__Exercise aim__
Copy every row below verbatim, character for character and in the same order.

__Data to process__
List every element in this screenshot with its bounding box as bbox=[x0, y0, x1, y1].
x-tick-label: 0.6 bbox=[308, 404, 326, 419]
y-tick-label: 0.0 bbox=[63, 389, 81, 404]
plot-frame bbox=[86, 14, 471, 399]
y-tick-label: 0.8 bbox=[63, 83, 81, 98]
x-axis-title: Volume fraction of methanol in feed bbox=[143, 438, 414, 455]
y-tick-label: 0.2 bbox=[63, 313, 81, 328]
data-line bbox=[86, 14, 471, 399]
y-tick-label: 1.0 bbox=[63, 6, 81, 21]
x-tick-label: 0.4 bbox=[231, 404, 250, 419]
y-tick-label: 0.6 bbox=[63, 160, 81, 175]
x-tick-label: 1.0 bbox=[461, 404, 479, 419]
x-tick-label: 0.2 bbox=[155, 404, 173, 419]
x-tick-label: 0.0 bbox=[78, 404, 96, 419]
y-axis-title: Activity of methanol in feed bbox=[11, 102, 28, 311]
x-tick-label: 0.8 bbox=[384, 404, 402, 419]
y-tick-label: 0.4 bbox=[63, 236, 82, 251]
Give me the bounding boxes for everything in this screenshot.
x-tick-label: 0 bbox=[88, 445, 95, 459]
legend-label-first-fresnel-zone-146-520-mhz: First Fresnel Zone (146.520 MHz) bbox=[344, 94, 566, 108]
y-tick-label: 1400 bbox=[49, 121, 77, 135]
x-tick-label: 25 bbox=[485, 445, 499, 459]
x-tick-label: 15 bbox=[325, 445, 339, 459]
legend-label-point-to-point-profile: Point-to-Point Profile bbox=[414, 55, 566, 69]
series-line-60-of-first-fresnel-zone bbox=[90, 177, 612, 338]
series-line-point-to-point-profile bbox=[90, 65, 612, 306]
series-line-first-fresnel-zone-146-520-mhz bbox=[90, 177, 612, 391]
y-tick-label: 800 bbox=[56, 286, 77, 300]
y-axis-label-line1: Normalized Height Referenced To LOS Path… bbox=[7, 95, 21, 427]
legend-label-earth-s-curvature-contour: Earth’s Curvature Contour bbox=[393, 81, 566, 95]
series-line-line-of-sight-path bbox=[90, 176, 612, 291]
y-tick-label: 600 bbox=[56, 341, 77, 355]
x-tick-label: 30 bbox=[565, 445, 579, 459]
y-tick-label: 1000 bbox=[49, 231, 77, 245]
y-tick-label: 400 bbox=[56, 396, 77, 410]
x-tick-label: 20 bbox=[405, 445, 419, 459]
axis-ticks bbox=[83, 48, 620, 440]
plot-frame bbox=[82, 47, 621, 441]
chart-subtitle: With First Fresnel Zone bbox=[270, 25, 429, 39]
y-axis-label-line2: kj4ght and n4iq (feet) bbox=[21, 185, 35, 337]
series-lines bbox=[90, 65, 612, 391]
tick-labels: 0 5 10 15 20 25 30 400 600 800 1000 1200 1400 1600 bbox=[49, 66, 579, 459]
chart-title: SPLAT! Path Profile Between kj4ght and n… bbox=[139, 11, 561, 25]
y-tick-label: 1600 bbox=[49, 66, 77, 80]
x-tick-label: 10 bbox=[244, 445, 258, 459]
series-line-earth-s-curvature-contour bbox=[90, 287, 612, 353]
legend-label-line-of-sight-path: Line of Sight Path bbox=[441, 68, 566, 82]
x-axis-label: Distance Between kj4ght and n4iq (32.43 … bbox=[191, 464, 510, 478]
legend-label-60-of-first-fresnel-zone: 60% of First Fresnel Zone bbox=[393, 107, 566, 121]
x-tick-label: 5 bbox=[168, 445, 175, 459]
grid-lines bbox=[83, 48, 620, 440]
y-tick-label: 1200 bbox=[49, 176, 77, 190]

__Correct response__
List every element in this screenshot with its bounding box as bbox=[x0, y0, x1, y1].
x-tick-label: 0.6 bbox=[308, 404, 326, 419]
y-tick-label: 0.0 bbox=[63, 389, 81, 404]
plot-frame bbox=[86, 14, 471, 399]
y-tick-label: 0.8 bbox=[63, 83, 81, 98]
x-axis-title: Volume fraction of methanol in feed bbox=[143, 438, 414, 455]
y-tick-label: 0.2 bbox=[63, 313, 81, 328]
data-line bbox=[86, 14, 471, 399]
y-tick-label: 1.0 bbox=[63, 6, 81, 21]
x-tick-label: 0.4 bbox=[231, 404, 250, 419]
y-tick-label: 0.6 bbox=[63, 160, 81, 175]
x-tick-label: 1.0 bbox=[461, 404, 479, 419]
x-tick-label: 0.2 bbox=[155, 404, 173, 419]
x-tick-label: 0.0 bbox=[78, 404, 96, 419]
y-axis-title: Activity of methanol in feed bbox=[11, 102, 28, 311]
x-tick-label: 0.8 bbox=[384, 404, 402, 419]
y-tick-label: 0.4 bbox=[63, 236, 82, 251]
Give me the bounding boxes for everything in this screenshot.
x-tick-label: 0 bbox=[88, 445, 95, 459]
legend-label-first-fresnel-zone-146-520-mhz: First Fresnel Zone (146.520 MHz) bbox=[344, 94, 566, 108]
y-tick-label: 1400 bbox=[49, 121, 77, 135]
x-tick-label: 25 bbox=[485, 445, 499, 459]
x-tick-label: 15 bbox=[325, 445, 339, 459]
legend-label-point-to-point-profile: Point-to-Point Profile bbox=[414, 55, 566, 69]
series-line-60-of-first-fresnel-zone bbox=[90, 177, 612, 338]
series-line-point-to-point-profile bbox=[90, 65, 612, 306]
series-line-first-fresnel-zone-146-520-mhz bbox=[90, 177, 612, 391]
y-tick-label: 800 bbox=[56, 286, 77, 300]
y-axis-label-line1: Normalized Height Referenced To LOS Path… bbox=[7, 95, 21, 427]
legend-label-earth-s-curvature-contour: Earth’s Curvature Contour bbox=[393, 81, 566, 95]
series-line-line-of-sight-path bbox=[90, 176, 612, 291]
y-tick-label: 600 bbox=[56, 341, 77, 355]
x-tick-label: 30 bbox=[565, 445, 579, 459]
y-tick-label: 1000 bbox=[49, 231, 77, 245]
y-tick-label: 400 bbox=[56, 396, 77, 410]
x-tick-label: 20 bbox=[405, 445, 419, 459]
axis-ticks bbox=[83, 48, 620, 440]
plot-frame bbox=[82, 47, 621, 441]
chart-subtitle: With First Fresnel Zone bbox=[270, 25, 429, 39]
y-axis-label-line2: kj4ght and n4iq (feet) bbox=[21, 185, 35, 337]
series-lines bbox=[90, 65, 612, 391]
tick-labels: 0 5 10 15 20 25 30 400 600 800 1000 1200 1400 1600 bbox=[49, 66, 579, 459]
chart-title: SPLAT! Path Profile Between kj4ght and n… bbox=[139, 11, 561, 25]
y-tick-label: 1600 bbox=[49, 66, 77, 80]
x-tick-label: 10 bbox=[244, 445, 258, 459]
series-line-earth-s-curvature-contour bbox=[90, 287, 612, 353]
legend-label-line-of-sight-path: Line of Sight Path bbox=[441, 68, 566, 82]
x-axis-label: Distance Between kj4ght and n4iq (32.43 … bbox=[191, 464, 510, 478]
legend-label-60-of-first-fresnel-zone: 60% of First Fresnel Zone bbox=[393, 107, 566, 121]
x-tick-label: 5 bbox=[168, 445, 175, 459]
grid-lines bbox=[83, 48, 620, 440]
y-tick-label: 1200 bbox=[49, 176, 77, 190]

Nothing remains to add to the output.